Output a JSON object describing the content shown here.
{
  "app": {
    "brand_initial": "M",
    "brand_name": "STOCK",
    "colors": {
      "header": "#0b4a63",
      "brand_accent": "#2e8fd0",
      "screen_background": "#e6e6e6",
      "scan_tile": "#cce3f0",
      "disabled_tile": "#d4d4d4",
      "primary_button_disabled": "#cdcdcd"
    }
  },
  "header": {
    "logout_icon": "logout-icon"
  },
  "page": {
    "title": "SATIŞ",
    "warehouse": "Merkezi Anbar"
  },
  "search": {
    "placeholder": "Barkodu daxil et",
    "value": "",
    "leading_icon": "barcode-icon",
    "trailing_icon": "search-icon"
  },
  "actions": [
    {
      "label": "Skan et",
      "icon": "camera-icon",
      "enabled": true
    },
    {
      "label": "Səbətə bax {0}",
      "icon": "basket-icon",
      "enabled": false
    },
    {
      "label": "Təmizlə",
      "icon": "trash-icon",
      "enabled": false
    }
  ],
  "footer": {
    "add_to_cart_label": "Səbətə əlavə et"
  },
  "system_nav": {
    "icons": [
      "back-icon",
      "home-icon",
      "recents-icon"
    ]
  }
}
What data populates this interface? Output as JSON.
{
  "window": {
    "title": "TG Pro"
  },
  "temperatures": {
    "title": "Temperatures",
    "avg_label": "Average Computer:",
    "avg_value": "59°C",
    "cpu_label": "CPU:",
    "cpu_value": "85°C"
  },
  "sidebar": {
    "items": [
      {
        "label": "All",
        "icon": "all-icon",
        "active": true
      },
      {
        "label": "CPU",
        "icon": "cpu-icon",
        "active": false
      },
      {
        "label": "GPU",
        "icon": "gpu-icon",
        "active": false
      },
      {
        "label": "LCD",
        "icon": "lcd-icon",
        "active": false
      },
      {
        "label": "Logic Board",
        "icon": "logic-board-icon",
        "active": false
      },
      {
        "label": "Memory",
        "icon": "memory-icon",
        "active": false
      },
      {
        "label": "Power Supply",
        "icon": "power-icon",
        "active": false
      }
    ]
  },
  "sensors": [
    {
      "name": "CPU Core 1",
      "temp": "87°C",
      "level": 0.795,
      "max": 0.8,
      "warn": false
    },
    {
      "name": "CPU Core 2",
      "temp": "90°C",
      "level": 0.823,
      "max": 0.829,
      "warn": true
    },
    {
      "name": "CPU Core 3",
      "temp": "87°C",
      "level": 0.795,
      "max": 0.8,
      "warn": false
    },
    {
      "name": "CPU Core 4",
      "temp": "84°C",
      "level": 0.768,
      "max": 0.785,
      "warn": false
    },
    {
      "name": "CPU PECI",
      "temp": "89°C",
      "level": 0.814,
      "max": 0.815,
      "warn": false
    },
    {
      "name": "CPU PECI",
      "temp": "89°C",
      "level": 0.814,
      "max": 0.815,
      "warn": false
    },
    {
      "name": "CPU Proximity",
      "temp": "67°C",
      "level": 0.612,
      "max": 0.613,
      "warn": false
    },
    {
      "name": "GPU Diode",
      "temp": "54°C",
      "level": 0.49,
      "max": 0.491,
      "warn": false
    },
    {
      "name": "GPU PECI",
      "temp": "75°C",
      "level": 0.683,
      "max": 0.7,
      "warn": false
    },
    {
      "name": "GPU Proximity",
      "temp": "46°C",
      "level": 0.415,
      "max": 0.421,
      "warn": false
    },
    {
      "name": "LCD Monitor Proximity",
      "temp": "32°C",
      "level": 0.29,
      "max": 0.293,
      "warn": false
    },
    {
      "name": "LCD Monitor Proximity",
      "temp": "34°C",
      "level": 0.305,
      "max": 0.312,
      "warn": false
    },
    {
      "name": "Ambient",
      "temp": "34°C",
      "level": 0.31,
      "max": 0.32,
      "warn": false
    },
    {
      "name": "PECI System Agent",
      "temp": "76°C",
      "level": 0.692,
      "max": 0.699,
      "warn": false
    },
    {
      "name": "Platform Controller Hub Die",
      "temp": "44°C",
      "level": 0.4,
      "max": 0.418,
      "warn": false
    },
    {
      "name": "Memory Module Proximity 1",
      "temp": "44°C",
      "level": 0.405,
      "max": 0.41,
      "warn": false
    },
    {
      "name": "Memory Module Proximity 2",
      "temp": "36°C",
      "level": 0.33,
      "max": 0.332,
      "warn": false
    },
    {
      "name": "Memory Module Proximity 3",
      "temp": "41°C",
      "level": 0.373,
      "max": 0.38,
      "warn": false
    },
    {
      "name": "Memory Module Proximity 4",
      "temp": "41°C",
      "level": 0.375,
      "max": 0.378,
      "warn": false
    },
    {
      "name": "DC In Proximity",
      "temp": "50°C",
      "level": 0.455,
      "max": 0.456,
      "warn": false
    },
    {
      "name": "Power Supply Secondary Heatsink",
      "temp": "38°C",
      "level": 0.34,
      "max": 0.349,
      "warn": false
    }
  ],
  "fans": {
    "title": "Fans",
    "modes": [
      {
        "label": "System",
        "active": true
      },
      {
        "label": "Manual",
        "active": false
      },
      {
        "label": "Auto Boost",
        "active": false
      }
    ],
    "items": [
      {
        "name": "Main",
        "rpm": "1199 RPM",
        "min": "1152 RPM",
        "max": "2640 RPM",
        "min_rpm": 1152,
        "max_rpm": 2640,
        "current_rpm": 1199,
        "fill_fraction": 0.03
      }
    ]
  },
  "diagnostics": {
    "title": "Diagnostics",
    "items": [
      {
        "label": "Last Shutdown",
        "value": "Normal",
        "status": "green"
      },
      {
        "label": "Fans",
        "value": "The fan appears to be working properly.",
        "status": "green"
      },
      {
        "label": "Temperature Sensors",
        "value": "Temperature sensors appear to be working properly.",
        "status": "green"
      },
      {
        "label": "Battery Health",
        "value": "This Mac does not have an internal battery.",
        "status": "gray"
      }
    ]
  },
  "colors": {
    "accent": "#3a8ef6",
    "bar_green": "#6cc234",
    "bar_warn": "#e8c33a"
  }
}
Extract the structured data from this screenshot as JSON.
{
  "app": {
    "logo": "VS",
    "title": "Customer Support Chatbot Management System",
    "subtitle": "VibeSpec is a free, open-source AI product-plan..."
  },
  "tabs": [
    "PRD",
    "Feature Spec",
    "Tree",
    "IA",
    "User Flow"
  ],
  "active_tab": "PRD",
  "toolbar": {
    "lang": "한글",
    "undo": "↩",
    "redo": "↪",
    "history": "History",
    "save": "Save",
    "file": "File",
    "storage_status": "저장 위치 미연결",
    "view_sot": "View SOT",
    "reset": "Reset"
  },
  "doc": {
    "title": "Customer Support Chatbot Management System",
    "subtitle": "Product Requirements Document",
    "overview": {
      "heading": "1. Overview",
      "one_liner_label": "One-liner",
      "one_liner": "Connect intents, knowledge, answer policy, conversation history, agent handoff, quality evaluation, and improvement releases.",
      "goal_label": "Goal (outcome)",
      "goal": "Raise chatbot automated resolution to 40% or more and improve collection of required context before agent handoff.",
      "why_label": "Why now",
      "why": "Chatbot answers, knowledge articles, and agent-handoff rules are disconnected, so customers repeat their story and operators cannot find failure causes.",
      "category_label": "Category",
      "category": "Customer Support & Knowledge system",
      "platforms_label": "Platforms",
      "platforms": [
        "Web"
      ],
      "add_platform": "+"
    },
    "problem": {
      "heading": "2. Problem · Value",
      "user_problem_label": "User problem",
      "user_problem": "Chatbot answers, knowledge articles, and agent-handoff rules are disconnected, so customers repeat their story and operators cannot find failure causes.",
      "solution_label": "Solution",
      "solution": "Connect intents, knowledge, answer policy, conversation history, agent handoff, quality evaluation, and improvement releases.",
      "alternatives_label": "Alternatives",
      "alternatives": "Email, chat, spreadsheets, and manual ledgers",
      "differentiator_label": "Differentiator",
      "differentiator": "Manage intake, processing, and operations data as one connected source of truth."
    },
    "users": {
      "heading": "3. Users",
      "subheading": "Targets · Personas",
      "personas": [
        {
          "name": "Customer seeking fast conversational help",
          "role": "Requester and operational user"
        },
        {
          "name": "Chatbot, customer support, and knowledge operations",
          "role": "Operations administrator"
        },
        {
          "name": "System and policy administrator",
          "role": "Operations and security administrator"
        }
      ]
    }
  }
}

Directive
Collect every line above that contains the word "Səbətə".

Reply
      "label": "Səbətə bax {0}",
    "add_to_cart_label": "Səbətə əlavə et"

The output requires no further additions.